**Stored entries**
## BEGIN

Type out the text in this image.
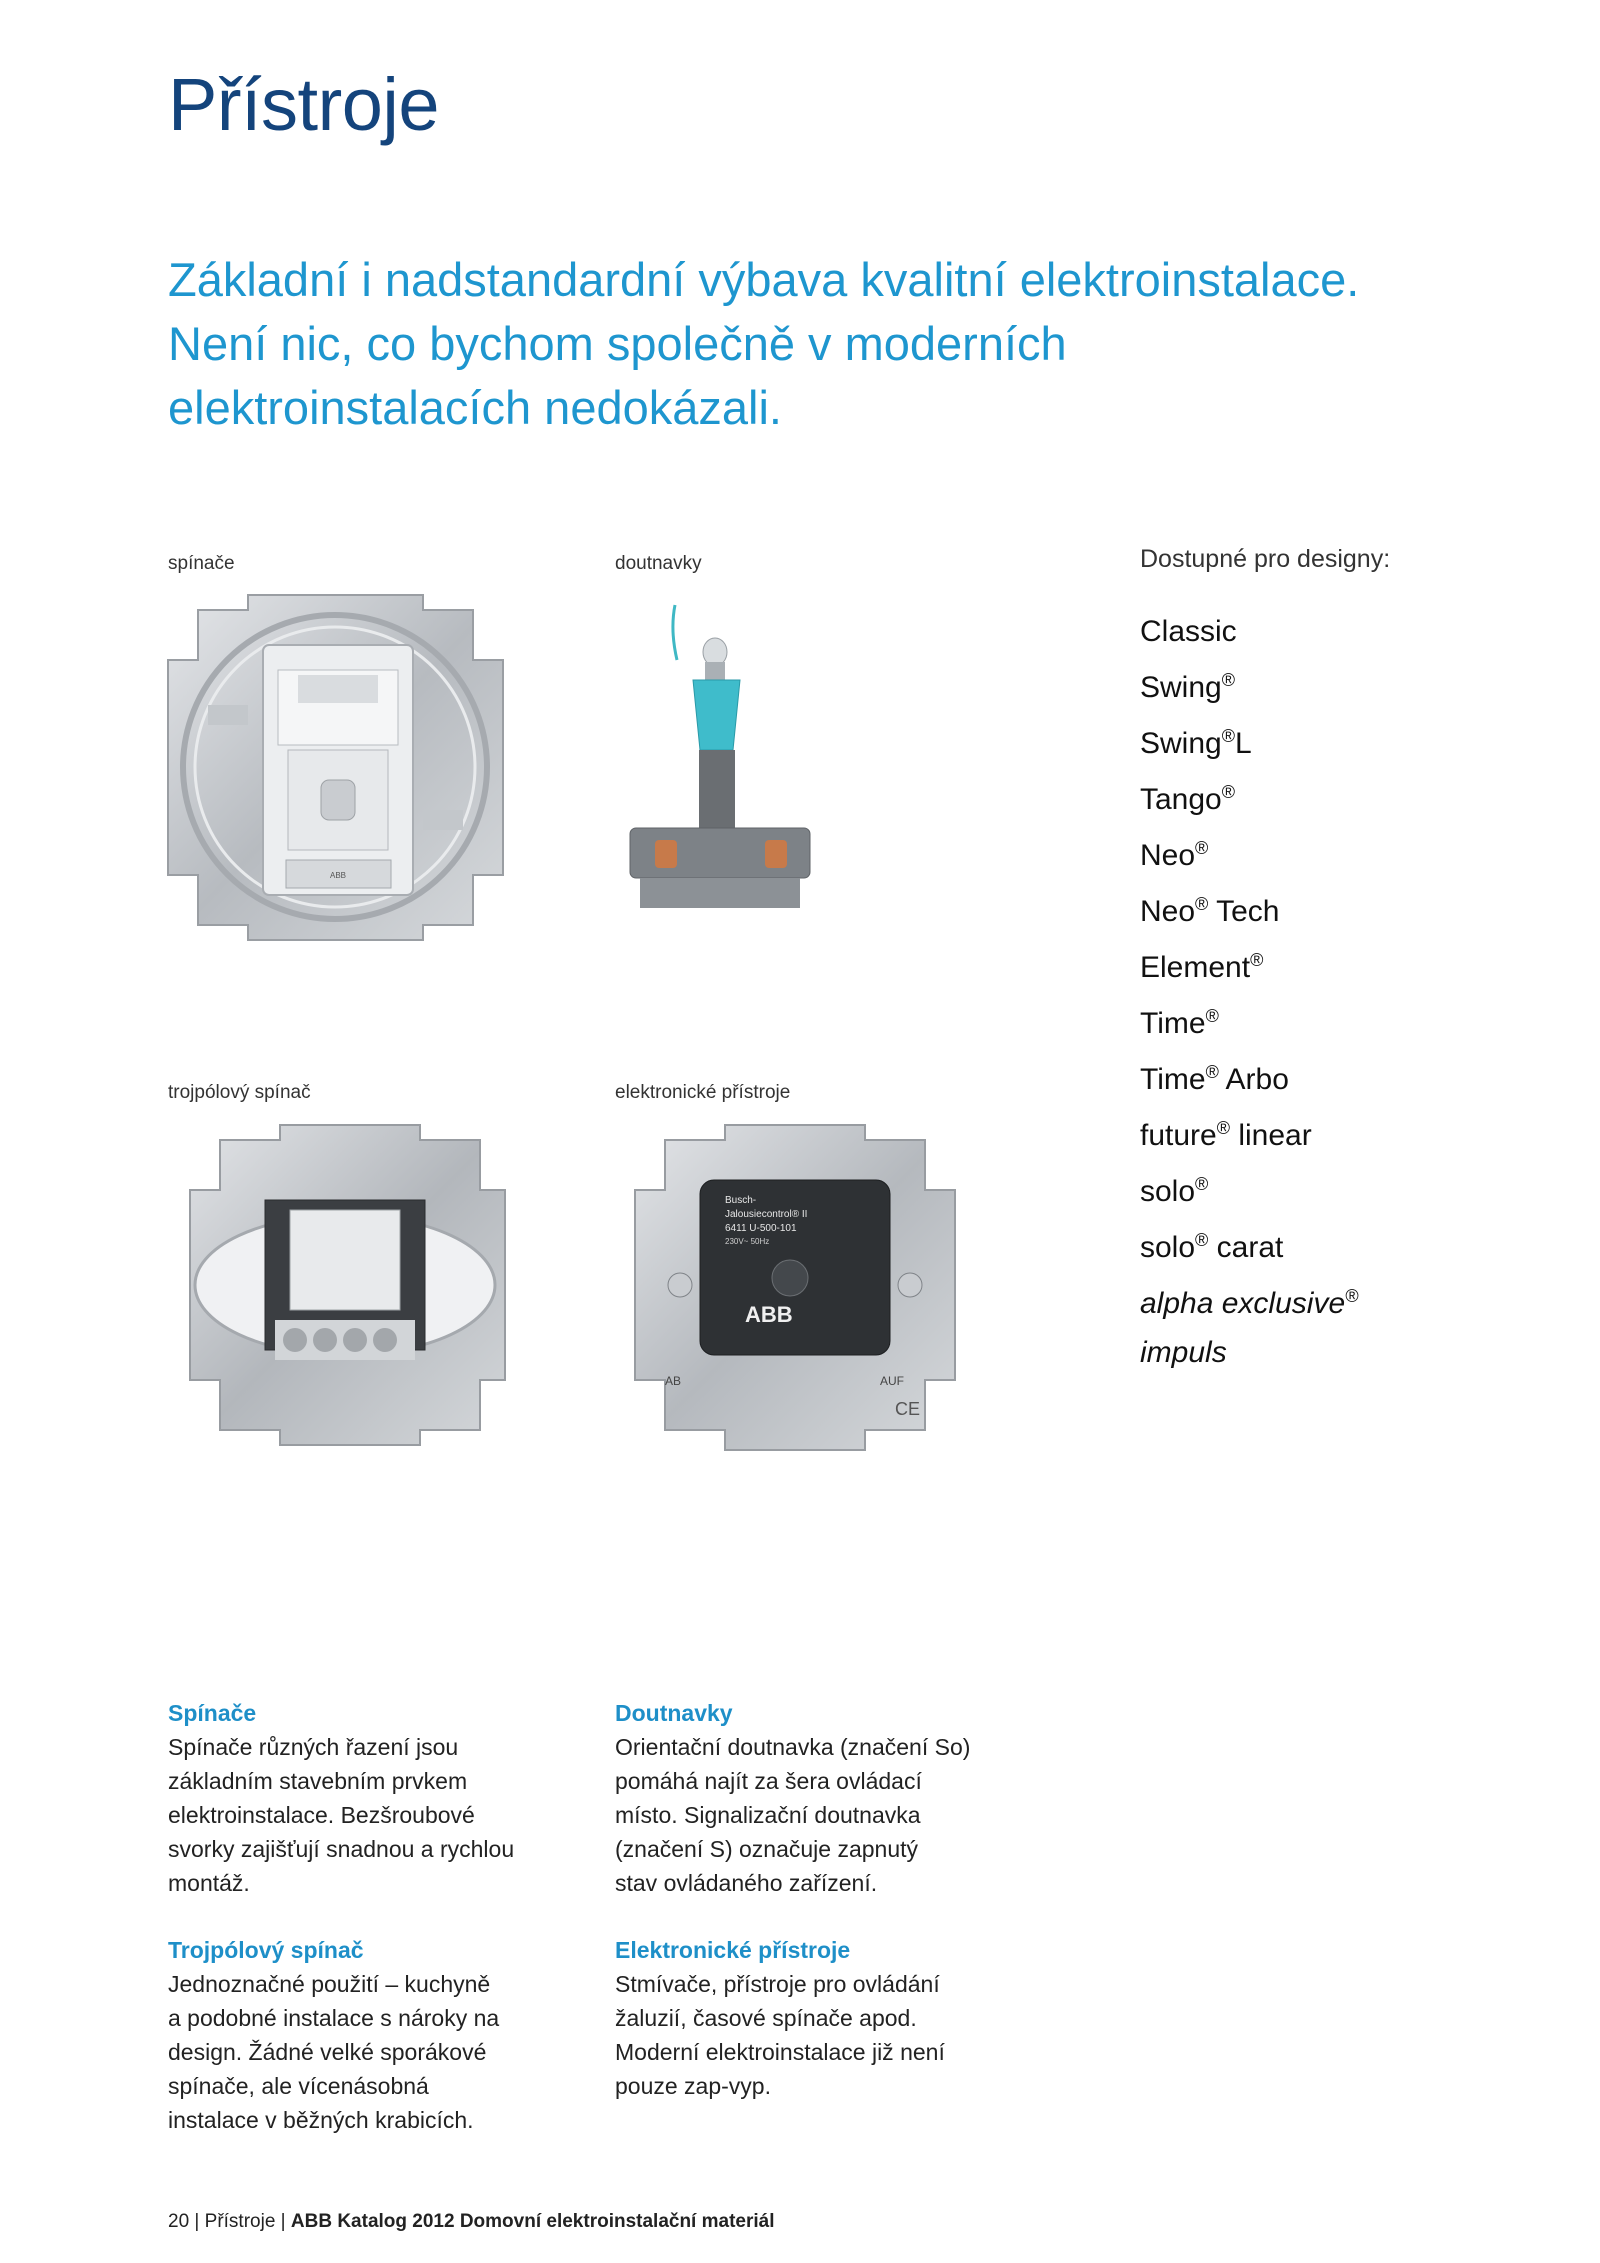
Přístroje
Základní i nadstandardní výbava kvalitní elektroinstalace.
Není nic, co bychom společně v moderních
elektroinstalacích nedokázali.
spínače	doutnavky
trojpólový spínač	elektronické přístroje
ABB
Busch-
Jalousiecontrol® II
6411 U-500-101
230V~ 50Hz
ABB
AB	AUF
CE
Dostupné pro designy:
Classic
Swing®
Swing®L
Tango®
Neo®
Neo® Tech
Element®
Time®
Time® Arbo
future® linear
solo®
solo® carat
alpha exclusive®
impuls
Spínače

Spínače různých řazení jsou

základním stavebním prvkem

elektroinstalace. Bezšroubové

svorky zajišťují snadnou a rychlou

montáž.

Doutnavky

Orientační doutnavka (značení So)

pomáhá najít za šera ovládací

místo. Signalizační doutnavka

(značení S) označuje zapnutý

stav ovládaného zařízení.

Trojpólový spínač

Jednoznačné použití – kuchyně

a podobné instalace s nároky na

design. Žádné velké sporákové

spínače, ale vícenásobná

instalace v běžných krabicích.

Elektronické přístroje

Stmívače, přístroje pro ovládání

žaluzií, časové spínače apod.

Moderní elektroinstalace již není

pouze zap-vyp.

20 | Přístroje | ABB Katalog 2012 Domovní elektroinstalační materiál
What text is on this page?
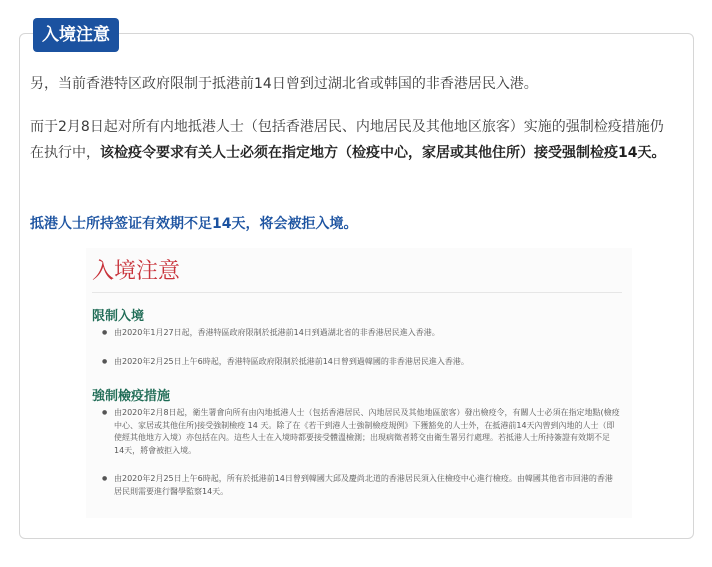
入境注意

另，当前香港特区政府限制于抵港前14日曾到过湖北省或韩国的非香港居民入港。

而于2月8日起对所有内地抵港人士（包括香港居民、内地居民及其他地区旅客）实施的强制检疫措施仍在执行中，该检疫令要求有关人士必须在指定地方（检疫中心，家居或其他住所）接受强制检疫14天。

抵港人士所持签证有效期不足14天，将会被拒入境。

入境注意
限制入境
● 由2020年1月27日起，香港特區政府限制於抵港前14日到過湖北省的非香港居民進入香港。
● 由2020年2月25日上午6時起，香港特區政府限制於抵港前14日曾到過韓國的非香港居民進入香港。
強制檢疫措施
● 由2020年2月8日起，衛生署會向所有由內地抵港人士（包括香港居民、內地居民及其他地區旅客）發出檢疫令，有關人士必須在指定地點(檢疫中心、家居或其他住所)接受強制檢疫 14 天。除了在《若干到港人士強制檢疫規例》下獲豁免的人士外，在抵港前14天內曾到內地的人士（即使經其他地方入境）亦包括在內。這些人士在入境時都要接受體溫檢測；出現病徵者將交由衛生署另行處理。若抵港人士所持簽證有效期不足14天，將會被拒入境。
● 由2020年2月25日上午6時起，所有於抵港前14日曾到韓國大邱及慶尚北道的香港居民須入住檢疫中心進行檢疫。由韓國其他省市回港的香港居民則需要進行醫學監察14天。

## END

**Task statement**
Beginning at the line that contains "What text is on this page?", retype each line of the data above through the very last one. Do not retype the pictures.

**Response to the task**
What text is on this page?
入境注意

另，当前香港特区政府限制于抵港前14日曾到过湖北省或韩国的非香港居民入港。

而于2月8日起对所有内地抵港人士（包括香港居民、内地居民及其他地区旅客）实施的强制检疫措施仍在执行中，该检疫令要求有关人士必须在指定地方（检疫中心，家居或其他住所）接受强制检疫14天。

抵港人士所持签证有效期不足14天，将会被拒入境。

入境注意
限制入境
● 由2020年1月27日起，香港特區政府限制於抵港前14日到過湖北省的非香港居民進入香港。
● 由2020年2月25日上午6時起，香港特區政府限制於抵港前14日曾到過韓國的非香港居民進入香港。
強制檢疫措施
● 由2020年2月8日起，衛生署會向所有由內地抵港人士（包括香港居民、內地居民及其他地區旅客）發出檢疫令，有關人士必須在指定地點(檢疫中心、家居或其他住所)接受強制檢疫 14 天。除了在《若干到港人士強制檢疫規例》下獲豁免的人士外，在抵港前14天內曾到內地的人士（即使經其他地方入境）亦包括在內。這些人士在入境時都要接受體溫檢測；出現病徵者將交由衛生署另行處理。若抵港人士所持簽證有效期不足14天，將會被拒入境。
● 由2020年2月25日上午6時起，所有於抵港前14日曾到韓國大邱及慶尚北道的香港居民須入住檢疫中心進行檢疫。由韓國其他省市回港的香港居民則需要進行醫學監察14天。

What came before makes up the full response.